======== EXCERPT TO READ ========
Honestly I am not really interested in your personal assertions or what you think about my arguments. And BTW since you seem so keen on emphasizing the supposed "nationalist" tone, you should know that I am partially Italian...more specifically from Padova (ex-Venetian Republic)....not that it should be of any importance to you anyway... Shokatz (talk) 16:10, 17 February 2014 (UTC)
Well good for you. At any case the name House of Gundulić is still a Croatian-centric POV. --Ivan Štambuk (talk) 16:13, 17 February 2014 (UTC)
Not according to it's use in English language sources it isn't. Shokatz (talk) 16:31, 17 February 2014 (UTC)
There is total 10 English language attestations of both, which is statistically insignificant. --Ivan Štambuk (talk) 17:16, 17 February 2014 (UTC)
Ok here you go: 14,000 for gundulic ragusa OR dubrovnik -Wikipedia, and 10,700 for Gondola ragusa OR dubrovnik (with the latter also including some hits for actual gondolas). That's why we have "or Gondola" in the first sentence of the lead. Time and again Ivan Gundulic basically swings the balance in favor of 'Gundulic'. Now can you people give it a rest? Lets not open this old can of killer wasps again over some likely-sock account deliberately stirring-up trouble? Surely you're all not that bored? -- Director (talk) 17:28, 17 February 2014 (UTC)

@ DIREKTOR, the boring thing is that you insist in supporting your choice for Gundulic on the basis of a undetailed / wholesale Google research rather than on analysis of secondary source. Is this a valid method? When it comes to secondary sources referring to the House itself I do not see the difference in quantity. About quality we need an expert in Heraldry. 77.37.131.77 (talk) 22:27, 17 February 2014 (UTC)

What else kind of search would you suggest to cover 30,000+ sources, Mr. Suspicious Italian IP Probably Belonging to the Probable Sock Up There? And no, we do not need an "expert in heraldry": we need to find the most common name in English sources. Period. Especially because "heraldry" has absolutely nothing to do with the issue at hand. -- Director (talk) 01:08, 18 February 2014 (UTC)
======== SUPPLIED ENTRIES ========
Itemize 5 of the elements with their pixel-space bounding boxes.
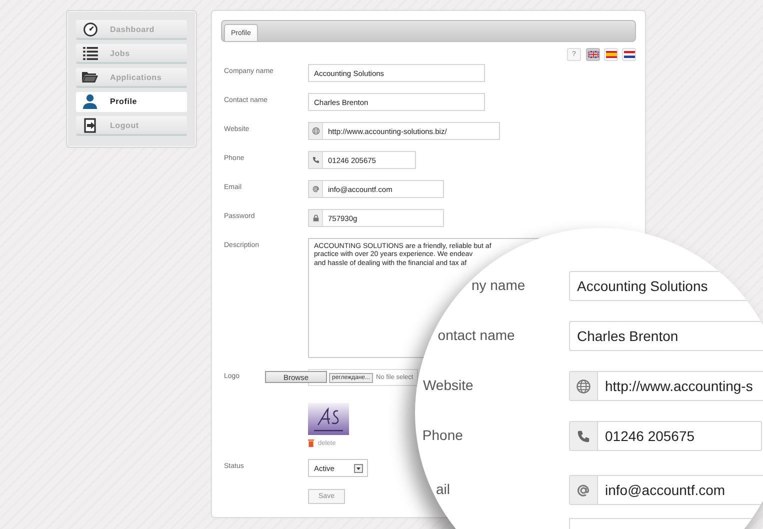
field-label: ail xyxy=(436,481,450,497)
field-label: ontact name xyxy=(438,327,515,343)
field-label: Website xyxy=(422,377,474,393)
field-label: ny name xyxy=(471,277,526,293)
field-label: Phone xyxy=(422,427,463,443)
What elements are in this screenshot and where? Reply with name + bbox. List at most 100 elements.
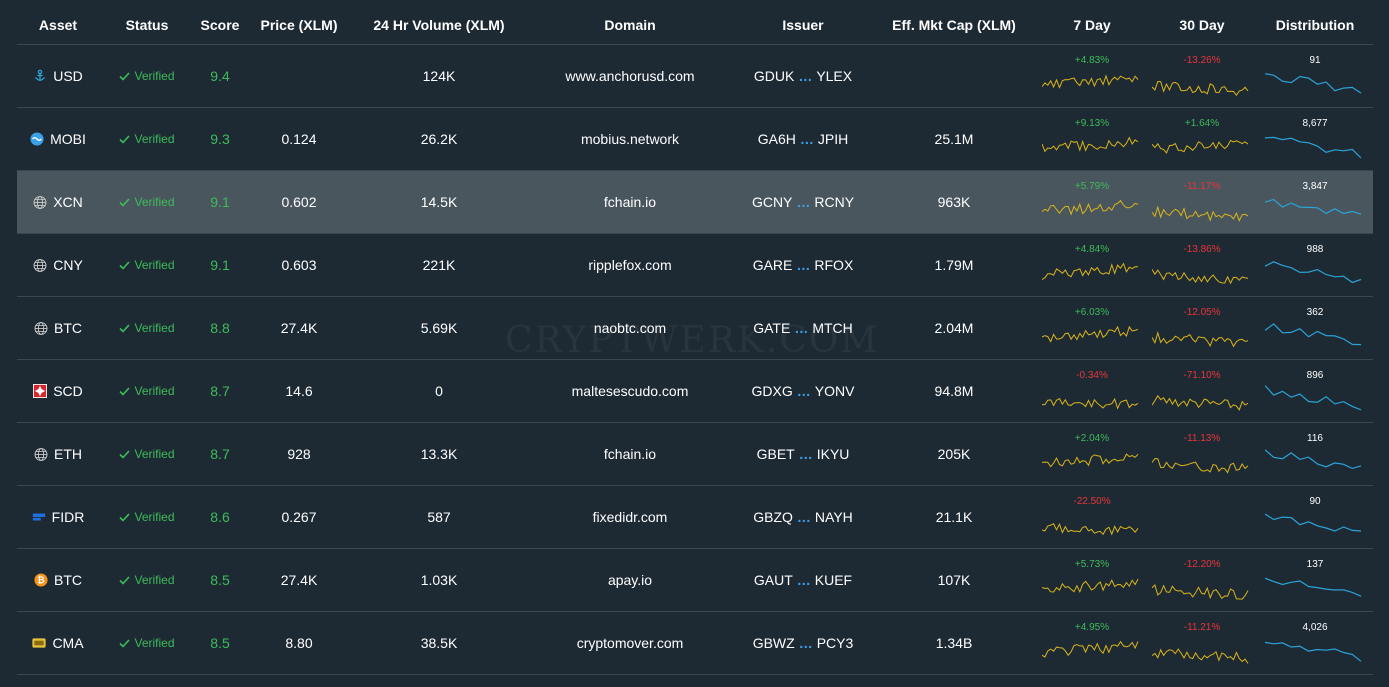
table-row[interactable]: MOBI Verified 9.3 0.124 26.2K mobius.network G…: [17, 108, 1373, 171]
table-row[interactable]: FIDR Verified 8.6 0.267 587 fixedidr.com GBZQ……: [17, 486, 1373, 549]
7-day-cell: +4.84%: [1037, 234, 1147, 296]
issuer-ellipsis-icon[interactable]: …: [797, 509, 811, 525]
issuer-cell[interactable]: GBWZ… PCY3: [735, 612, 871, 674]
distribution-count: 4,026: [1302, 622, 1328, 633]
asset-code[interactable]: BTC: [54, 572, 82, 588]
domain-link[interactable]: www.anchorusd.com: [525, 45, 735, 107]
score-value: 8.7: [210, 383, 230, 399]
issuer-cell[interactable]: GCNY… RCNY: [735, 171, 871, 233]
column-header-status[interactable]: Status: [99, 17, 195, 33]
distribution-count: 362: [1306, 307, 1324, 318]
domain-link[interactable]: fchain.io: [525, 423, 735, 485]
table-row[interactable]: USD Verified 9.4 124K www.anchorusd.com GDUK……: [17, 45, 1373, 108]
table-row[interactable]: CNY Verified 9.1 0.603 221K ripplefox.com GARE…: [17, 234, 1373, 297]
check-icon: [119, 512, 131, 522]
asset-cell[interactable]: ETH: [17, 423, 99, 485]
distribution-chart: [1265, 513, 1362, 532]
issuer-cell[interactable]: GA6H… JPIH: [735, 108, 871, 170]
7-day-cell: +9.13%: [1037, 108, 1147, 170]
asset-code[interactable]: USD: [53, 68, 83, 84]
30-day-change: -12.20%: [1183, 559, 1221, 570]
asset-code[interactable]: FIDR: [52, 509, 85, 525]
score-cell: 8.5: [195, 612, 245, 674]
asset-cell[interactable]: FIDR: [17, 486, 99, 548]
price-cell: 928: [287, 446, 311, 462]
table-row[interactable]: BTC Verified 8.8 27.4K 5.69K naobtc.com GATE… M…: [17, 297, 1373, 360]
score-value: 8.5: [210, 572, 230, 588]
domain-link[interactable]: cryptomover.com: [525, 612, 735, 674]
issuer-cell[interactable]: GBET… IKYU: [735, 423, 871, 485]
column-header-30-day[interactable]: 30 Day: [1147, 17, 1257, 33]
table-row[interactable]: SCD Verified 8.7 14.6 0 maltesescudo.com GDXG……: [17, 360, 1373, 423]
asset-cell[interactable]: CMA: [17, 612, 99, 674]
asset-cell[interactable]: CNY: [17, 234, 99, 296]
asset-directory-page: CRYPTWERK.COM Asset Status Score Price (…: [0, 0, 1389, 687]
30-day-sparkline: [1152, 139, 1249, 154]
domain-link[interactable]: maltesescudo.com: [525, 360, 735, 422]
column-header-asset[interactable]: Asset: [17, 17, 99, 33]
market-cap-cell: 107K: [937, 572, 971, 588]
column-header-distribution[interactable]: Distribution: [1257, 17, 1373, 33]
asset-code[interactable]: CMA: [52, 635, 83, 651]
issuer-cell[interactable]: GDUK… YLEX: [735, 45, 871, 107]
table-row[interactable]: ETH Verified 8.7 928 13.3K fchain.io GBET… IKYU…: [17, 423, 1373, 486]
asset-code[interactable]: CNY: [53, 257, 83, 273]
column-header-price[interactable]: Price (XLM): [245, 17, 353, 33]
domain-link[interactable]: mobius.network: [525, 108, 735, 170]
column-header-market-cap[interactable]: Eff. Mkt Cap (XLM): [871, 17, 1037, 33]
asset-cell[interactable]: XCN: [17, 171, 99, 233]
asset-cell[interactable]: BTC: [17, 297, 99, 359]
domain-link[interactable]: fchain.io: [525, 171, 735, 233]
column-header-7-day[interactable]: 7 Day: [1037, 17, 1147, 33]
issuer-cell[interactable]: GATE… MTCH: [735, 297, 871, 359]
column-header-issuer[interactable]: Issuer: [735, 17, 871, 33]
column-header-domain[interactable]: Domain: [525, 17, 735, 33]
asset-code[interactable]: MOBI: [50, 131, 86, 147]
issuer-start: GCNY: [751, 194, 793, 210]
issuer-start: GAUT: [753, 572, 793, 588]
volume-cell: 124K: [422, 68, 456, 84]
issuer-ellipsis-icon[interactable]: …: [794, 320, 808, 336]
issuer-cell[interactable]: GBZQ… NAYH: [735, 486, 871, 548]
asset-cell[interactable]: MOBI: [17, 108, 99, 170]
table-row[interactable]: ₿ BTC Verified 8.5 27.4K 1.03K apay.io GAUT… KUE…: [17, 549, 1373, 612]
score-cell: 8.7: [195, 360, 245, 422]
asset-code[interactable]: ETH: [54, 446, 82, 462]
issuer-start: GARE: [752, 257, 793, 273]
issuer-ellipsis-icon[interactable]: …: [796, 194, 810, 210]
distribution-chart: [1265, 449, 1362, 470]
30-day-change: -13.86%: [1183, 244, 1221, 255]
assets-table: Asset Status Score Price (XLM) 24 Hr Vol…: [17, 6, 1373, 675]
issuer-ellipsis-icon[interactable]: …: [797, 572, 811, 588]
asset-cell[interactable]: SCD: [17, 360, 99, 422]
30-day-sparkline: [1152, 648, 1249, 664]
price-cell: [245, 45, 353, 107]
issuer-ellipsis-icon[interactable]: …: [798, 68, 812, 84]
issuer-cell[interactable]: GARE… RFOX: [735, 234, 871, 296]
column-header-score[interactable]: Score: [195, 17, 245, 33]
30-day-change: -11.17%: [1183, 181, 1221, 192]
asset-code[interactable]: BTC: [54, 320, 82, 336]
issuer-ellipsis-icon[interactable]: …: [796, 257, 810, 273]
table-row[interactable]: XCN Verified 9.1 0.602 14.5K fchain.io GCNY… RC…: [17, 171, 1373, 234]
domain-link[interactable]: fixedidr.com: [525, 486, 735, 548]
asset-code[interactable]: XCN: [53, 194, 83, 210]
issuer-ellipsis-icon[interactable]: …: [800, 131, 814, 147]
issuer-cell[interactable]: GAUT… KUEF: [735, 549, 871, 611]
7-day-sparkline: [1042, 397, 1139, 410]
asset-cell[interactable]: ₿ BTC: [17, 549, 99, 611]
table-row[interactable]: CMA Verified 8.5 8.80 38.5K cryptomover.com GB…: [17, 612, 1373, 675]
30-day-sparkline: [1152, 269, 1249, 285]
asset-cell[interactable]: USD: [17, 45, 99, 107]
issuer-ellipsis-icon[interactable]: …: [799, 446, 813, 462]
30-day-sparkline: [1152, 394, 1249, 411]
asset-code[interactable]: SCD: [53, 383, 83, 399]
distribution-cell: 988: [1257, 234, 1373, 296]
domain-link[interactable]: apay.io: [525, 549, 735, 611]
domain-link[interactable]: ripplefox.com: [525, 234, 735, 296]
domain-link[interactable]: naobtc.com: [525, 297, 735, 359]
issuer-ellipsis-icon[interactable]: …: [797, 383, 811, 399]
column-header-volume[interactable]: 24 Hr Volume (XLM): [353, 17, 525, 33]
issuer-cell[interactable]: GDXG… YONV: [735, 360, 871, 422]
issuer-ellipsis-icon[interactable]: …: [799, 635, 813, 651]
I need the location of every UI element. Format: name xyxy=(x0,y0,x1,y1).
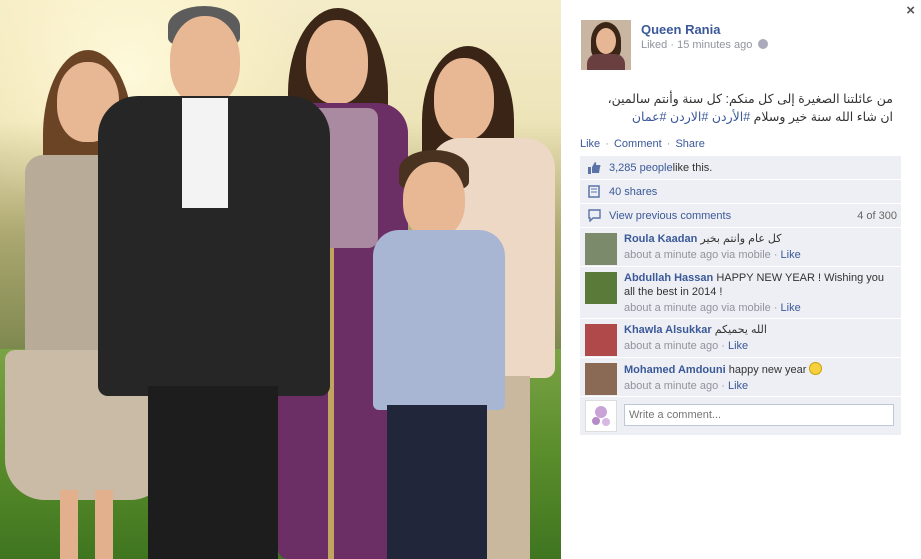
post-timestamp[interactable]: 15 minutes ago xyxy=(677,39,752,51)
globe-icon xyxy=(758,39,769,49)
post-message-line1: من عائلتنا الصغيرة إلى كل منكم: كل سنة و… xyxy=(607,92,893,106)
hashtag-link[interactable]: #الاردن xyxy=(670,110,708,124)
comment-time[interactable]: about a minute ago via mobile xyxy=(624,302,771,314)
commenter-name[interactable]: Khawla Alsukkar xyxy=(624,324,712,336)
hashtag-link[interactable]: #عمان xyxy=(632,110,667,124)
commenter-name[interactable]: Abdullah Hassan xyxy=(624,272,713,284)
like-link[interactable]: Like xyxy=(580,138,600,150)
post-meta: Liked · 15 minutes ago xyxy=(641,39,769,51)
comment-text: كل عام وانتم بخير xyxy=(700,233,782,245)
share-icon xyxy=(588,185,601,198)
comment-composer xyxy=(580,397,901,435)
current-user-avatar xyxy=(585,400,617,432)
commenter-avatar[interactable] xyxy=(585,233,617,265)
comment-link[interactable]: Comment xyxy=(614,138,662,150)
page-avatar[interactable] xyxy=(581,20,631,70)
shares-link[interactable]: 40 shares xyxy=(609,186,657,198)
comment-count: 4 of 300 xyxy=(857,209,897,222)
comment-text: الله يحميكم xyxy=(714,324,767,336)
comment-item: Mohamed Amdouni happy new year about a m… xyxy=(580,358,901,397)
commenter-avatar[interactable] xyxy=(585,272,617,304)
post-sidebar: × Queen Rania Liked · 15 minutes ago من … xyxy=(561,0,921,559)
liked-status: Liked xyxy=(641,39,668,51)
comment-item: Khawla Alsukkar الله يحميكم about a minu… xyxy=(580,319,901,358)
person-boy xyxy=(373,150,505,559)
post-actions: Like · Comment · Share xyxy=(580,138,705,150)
========
▶ [TASKS AND EXERCISES]
• 1. Copy from the discussion about the House of Gundulić name, starting at "Honestly I am" and ending at "17:16, 17 February 2014 (UTC)".
• 2. Write what follows the final comment in the discussion about the House of Gundulić name, continuing that text rather than the listing.

▶ [RESPONSES BY TASK]
• 1.
Honestly I am not really interested in your personal assertions or what you think about my arguments. And BTW since you seem so keen on emphasizing the supposed "nationalist" tone, you should know that I am partially Italian...more specifically from Padova (ex-Venetian Republic)....not that it should be of any importance to you anyway... Shokatz (talk) 16:10, 17 February 2014 (UTC)
Well good for you. At any case the name House of Gundulić is still a Croatian-centric POV. --Ivan Štambuk (talk) 16:13, 17 February 2014 (UTC)
Not according to it's use in English language sources it isn't. Shokatz (talk) 16:31, 17 February 2014 (UTC)
There is total 10 English language attestations of both, which is statistically insignificant. --Ivan Štambuk (talk) 17:16, 17 February 2014 (UTC)

• 2.
--Silvio1973 (talk) 11:00, 19 February 2014 (UTC)

Asked on WT:AT

  • I've also asked the question here regarding the naming scheme and received an interesting response. I've completely missed the quality-of-sources argument. I urge everyone to objectively asses this issue. --Ivan Štambuk (talk) 02:44, 19 February 2014 (UTC)
Objectively? How do you propose we do that? I can give you my personal opinion however and it boils down to this: my opinion is that all Dubrovnik or rather Republic of Ragusa noble families should be named after their Italic/Latin variants, based on my experience with sources in my study of heraldry regarding these families. We should follow the same principle used on the Republic of Ragusa article. After all Latin and Italian were proscribed as official language there and this was reflected in various heraldic armorial's and manuscripts where the names have almost exclusively shown with their Italic variants (see here). That however doesn't mean the Slavic/Croatian variants should not be put on the same level as the Latin/Italian variants within the article...again as seen on R.of Ragusa article. However if we go by the WP:TITLE and enforce it strictly then the Slavic/Croatian variant takes precedence which I have stressed here several times. There...you have my "assessment"... Shokatz (talk) 06:17, 19 February 2014 (UTC)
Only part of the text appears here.